### [STATED EXERCISE]
Go through the listing below and list every line with "value".

[Figure collection entries]
****
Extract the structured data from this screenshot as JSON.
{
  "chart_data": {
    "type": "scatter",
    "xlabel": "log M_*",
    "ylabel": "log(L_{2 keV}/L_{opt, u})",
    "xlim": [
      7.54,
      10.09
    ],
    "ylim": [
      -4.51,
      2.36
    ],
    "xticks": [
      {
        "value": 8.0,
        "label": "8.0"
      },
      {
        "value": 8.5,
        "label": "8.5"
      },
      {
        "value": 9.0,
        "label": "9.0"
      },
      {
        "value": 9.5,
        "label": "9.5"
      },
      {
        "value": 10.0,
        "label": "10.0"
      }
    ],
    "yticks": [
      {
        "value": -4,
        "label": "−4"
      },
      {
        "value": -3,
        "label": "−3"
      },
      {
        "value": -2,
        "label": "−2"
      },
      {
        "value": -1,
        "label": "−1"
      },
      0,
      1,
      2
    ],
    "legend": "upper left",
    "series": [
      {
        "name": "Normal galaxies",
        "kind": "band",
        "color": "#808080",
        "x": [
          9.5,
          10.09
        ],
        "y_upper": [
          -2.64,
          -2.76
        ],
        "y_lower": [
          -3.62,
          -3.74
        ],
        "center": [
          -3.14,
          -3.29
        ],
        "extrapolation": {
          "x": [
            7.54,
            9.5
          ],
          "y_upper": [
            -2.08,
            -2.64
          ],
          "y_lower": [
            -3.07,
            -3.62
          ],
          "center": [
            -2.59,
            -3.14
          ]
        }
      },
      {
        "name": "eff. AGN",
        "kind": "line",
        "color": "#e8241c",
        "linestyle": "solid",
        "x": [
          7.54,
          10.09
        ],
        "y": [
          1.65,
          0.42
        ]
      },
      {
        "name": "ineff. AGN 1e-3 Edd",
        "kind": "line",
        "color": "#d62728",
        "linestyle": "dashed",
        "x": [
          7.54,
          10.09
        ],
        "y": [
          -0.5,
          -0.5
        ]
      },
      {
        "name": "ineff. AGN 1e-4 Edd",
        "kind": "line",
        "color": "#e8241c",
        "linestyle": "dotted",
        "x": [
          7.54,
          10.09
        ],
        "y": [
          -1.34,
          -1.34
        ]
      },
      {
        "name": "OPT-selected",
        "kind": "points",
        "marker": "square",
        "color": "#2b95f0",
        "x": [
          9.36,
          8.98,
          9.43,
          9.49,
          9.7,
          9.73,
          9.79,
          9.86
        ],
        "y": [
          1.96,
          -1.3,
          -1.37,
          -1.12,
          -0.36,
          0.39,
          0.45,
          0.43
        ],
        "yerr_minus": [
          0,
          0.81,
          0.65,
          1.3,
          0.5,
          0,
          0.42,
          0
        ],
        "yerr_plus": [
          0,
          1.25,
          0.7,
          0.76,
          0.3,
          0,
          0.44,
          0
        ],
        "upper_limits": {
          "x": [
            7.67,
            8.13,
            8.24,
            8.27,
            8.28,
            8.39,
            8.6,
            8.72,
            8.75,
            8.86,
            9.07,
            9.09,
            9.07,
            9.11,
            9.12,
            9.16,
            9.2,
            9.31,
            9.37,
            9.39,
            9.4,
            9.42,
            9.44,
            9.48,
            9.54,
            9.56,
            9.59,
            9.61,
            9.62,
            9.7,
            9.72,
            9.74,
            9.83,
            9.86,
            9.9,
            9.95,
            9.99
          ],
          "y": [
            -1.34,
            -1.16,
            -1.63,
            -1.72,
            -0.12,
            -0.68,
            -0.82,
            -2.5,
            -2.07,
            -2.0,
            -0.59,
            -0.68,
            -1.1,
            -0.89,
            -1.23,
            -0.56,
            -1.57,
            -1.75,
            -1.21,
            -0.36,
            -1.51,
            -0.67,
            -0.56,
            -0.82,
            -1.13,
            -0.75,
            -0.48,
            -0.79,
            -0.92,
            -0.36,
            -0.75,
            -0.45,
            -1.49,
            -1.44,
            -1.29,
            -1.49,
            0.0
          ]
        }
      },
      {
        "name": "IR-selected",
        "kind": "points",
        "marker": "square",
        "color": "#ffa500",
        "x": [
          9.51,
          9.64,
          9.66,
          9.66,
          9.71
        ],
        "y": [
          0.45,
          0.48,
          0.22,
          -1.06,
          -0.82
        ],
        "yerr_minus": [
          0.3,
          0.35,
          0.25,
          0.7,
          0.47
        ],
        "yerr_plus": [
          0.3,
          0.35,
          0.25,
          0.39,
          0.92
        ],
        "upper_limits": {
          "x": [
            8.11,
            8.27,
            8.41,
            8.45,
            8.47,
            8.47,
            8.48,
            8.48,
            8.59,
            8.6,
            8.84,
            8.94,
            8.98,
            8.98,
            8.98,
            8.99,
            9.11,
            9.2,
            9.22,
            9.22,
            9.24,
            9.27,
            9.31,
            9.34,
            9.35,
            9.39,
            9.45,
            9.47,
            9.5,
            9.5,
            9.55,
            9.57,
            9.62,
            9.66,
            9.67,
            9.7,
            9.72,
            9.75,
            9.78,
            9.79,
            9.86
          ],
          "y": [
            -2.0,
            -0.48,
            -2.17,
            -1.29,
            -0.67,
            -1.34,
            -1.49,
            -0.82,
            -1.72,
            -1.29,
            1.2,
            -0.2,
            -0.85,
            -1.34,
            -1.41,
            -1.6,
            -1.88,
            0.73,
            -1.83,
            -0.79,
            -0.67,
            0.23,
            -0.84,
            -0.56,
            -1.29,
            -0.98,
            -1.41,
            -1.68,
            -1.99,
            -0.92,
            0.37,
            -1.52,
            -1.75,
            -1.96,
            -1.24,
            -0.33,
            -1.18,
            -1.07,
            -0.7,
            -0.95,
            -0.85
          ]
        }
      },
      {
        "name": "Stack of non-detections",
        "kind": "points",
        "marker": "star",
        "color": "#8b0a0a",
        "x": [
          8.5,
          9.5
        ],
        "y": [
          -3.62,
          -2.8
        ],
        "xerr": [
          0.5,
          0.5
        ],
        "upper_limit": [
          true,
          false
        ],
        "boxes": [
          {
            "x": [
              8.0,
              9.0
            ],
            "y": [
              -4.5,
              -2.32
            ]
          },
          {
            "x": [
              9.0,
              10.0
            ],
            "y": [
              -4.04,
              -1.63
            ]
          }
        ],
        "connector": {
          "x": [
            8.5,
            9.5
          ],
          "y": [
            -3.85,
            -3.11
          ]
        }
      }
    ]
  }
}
****
### [WRITTEN REPLY]
        "value": 8.0,
        "value": 8.5,
        "value": 9.0,
        "value": 9.5,
        "value": 10.0,
        "value": -4,
        "value": -3,
        "value": -2,
        "value": -1,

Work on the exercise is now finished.